▶ **GOAL**: Select lines where the word "data" appears.

## begin RECORDS TO PROCESS

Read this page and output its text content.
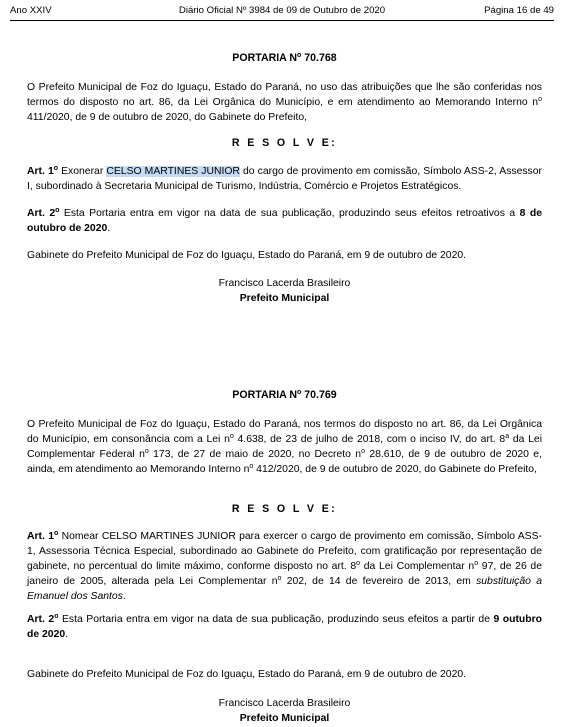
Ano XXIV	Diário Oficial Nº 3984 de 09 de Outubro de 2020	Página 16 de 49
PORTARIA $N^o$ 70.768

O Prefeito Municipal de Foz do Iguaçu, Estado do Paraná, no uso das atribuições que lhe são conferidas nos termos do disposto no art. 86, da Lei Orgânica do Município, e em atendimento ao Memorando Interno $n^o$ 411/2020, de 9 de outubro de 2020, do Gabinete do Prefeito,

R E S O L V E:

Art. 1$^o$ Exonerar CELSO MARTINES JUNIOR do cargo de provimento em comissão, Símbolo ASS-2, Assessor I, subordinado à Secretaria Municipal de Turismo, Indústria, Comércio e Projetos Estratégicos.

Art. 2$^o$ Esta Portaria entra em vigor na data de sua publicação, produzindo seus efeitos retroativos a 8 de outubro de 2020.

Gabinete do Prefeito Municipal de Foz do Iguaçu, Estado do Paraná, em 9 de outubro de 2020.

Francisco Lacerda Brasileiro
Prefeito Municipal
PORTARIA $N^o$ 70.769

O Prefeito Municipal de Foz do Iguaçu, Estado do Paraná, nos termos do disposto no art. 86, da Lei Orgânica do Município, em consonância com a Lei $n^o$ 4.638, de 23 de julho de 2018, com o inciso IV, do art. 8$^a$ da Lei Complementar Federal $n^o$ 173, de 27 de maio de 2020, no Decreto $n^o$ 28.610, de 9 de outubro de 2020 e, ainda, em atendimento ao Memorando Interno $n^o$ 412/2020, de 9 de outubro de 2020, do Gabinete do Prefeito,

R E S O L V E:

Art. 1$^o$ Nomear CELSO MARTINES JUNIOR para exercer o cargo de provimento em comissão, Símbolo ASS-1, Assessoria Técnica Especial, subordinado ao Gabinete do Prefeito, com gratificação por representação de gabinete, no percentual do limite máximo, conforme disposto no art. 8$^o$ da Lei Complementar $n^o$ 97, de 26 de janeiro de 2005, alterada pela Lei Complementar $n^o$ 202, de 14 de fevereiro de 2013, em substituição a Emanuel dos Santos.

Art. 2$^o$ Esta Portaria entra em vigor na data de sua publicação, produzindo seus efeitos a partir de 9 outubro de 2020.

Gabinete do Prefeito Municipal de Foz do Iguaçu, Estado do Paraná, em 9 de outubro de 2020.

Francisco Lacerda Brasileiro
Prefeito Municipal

## end RECORDS TO PROCESS
## begin RECORDS TO PROCESS

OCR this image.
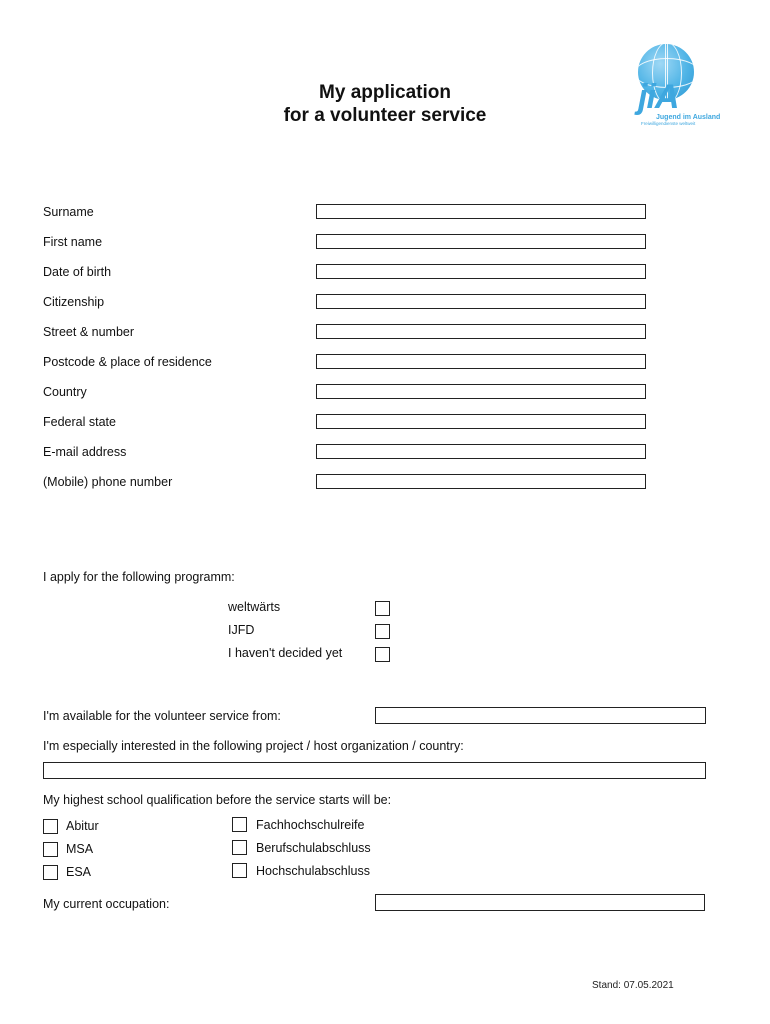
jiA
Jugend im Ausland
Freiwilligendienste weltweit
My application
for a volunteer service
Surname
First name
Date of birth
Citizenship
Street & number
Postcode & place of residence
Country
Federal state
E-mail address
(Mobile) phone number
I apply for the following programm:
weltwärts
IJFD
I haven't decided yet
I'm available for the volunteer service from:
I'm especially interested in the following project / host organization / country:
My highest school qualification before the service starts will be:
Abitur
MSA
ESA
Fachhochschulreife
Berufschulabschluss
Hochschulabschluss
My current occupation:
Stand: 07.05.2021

## end RECORDS TO PROCESS

▶ **TASK RESPONSE**:
Art. 2$^o$ Esta Portaria entra em vigor na data de sua publicação, produzindo seus efeitos retroativos a 8 de outubro de 2020.
Art. 2$^o$ Esta Portaria entra em vigor na data de sua publicação, produzindo seus efeitos a partir de 9 outubro de 2020.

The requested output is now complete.